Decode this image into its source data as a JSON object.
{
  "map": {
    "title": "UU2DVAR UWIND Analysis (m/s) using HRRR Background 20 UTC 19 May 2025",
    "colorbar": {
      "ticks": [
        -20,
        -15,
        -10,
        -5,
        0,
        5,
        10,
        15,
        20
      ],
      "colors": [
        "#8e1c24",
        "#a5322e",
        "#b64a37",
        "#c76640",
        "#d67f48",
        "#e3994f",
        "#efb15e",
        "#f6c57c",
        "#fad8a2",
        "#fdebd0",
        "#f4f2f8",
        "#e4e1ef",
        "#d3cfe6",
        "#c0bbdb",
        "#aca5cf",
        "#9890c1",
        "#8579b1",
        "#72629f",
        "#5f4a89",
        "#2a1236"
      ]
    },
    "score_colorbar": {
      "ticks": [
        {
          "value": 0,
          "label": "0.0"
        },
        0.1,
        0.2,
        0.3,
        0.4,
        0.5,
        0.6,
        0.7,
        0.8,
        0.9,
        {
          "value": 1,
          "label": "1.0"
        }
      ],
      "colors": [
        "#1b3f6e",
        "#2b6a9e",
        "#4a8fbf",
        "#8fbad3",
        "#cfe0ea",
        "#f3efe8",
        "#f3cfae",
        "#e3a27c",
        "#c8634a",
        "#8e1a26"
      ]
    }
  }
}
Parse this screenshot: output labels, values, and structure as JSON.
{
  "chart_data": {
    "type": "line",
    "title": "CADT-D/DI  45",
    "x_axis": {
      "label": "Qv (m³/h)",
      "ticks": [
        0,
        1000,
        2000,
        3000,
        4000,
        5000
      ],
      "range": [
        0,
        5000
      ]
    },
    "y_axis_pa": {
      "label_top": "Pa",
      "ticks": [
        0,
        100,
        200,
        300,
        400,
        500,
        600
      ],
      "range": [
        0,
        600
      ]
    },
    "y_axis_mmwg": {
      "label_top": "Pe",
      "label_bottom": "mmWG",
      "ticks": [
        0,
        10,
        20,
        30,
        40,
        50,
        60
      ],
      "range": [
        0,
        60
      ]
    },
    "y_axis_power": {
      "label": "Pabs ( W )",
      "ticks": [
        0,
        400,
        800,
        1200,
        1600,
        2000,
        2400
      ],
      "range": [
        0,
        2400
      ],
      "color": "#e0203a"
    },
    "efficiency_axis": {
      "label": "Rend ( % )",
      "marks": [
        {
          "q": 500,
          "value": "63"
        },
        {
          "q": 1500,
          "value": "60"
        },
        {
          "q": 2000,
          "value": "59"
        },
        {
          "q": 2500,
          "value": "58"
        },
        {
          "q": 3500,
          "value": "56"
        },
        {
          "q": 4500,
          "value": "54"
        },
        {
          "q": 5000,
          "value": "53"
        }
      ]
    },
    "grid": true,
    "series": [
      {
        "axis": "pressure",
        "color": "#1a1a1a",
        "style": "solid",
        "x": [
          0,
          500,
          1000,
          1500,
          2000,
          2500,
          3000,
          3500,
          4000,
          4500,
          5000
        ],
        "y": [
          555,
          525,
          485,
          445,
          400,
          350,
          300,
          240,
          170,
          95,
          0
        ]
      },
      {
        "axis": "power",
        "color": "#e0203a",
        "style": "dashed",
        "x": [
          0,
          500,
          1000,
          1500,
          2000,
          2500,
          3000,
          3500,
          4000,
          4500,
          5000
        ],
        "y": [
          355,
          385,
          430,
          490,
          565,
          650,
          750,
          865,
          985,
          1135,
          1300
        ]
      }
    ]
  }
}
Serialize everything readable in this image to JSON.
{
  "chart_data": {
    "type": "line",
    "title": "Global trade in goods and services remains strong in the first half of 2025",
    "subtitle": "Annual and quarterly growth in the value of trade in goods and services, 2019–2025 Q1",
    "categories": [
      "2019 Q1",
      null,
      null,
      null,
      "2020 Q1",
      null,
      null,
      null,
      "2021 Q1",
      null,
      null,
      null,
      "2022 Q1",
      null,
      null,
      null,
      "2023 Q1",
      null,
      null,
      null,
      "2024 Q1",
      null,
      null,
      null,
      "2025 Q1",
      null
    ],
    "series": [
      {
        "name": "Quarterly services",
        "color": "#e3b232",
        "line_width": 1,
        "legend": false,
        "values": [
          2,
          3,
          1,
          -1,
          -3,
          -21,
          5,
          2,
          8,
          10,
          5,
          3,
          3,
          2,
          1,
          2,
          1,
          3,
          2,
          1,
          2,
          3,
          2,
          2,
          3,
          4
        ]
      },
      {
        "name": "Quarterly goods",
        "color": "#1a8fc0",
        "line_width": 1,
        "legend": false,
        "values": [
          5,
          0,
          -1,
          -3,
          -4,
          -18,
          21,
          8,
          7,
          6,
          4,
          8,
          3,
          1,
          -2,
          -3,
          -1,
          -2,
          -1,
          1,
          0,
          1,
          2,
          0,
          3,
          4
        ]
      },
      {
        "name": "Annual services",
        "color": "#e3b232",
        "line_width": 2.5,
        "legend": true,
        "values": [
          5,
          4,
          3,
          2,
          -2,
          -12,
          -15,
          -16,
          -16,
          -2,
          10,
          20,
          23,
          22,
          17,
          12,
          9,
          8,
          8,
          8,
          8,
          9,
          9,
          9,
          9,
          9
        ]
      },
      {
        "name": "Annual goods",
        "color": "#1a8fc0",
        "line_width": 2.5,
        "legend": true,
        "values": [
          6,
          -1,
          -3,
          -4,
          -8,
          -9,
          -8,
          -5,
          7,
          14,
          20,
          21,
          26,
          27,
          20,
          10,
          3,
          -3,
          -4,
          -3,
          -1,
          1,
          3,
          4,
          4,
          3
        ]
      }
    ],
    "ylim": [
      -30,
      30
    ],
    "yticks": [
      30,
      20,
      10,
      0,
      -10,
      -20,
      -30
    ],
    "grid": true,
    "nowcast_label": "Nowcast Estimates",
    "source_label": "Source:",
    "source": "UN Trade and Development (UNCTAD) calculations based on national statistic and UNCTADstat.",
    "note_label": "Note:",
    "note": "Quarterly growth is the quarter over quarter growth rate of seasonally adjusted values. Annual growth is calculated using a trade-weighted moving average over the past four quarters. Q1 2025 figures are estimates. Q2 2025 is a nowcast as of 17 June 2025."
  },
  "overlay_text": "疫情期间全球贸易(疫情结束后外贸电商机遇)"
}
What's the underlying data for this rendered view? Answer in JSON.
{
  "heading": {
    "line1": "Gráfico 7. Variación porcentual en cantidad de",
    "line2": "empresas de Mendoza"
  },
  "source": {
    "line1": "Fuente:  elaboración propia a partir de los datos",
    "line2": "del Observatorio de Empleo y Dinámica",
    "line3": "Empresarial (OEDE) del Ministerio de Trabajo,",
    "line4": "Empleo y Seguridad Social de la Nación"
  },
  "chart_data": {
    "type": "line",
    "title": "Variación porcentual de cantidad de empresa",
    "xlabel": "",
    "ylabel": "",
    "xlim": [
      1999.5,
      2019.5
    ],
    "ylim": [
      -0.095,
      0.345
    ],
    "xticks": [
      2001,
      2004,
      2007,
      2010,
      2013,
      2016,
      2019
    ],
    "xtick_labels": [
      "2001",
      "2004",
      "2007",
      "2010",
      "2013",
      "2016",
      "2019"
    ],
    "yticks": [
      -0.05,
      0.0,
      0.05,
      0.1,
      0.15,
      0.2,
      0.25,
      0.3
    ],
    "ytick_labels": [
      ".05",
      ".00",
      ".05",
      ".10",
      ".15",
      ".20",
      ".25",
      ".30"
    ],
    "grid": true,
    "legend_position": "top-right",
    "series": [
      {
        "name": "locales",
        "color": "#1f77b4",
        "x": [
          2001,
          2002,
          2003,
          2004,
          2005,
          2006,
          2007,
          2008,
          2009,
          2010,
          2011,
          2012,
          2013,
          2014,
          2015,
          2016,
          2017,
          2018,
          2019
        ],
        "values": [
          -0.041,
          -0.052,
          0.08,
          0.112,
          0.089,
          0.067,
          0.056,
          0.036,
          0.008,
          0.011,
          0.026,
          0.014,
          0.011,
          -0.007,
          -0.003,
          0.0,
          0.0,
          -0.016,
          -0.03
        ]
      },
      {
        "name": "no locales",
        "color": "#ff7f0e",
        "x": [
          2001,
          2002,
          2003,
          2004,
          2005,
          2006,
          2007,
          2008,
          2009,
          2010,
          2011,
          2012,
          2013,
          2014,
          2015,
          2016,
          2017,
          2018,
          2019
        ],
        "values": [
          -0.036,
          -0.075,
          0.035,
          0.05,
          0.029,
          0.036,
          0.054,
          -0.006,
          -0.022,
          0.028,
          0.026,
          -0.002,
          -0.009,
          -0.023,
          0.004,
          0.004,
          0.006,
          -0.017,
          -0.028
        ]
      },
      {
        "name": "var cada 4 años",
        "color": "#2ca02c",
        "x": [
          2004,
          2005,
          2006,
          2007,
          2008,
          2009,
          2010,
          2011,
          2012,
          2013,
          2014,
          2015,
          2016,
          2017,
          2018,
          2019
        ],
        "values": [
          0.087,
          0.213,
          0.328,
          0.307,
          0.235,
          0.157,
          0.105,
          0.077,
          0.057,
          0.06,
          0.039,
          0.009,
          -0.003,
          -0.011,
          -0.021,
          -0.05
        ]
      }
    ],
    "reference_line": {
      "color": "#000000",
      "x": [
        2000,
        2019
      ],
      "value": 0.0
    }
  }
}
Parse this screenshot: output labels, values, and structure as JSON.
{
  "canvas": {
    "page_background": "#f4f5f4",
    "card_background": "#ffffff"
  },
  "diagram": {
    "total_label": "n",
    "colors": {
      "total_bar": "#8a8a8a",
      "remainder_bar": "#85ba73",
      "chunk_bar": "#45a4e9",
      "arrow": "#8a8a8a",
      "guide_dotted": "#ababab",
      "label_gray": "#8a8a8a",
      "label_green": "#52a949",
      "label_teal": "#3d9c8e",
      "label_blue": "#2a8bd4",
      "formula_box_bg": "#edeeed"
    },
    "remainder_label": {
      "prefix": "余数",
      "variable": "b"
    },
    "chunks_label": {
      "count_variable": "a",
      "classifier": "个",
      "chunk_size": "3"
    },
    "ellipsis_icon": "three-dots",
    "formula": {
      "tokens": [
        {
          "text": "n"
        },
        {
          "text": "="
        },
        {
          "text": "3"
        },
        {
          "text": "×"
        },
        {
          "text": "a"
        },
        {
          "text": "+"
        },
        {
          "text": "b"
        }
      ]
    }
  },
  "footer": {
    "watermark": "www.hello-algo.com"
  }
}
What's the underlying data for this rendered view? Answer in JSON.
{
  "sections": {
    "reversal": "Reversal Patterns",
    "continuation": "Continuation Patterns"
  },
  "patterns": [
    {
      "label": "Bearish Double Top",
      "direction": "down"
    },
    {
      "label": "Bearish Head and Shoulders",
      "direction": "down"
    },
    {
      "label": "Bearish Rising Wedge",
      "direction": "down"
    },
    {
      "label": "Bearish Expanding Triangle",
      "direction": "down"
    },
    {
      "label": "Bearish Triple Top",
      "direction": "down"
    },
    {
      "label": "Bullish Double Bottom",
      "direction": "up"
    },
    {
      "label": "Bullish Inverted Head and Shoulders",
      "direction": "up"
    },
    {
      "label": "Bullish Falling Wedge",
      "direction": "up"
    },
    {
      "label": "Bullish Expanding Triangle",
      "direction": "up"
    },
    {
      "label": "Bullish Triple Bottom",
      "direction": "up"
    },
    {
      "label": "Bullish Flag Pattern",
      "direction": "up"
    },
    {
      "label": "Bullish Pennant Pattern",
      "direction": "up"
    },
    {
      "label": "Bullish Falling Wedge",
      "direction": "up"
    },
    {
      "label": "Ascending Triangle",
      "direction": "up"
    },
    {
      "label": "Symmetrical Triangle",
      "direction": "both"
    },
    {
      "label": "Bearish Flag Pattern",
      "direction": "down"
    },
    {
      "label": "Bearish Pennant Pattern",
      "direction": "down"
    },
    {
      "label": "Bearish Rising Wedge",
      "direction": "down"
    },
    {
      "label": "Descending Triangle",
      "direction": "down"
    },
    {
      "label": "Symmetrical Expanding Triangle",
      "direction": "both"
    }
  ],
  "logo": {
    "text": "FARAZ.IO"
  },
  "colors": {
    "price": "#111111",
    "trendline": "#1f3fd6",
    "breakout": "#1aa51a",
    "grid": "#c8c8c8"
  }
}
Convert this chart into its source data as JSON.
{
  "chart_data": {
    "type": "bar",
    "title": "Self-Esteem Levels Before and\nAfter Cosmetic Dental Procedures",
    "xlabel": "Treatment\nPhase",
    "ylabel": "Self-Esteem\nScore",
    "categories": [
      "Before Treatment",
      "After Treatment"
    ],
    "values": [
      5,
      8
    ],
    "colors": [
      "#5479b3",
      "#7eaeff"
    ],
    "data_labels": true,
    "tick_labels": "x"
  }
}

============================================================

In the entries above, find lines with "goods" and copy each.

    "title": "Global trade in goods and services remains strong in the first half of 2025",
    "subtitle": "Annual and quarterly growth in the value of trade in goods and services, 2019–2025 Q1",
        "name": "Quarterly goods",
        "name": "Annual goods",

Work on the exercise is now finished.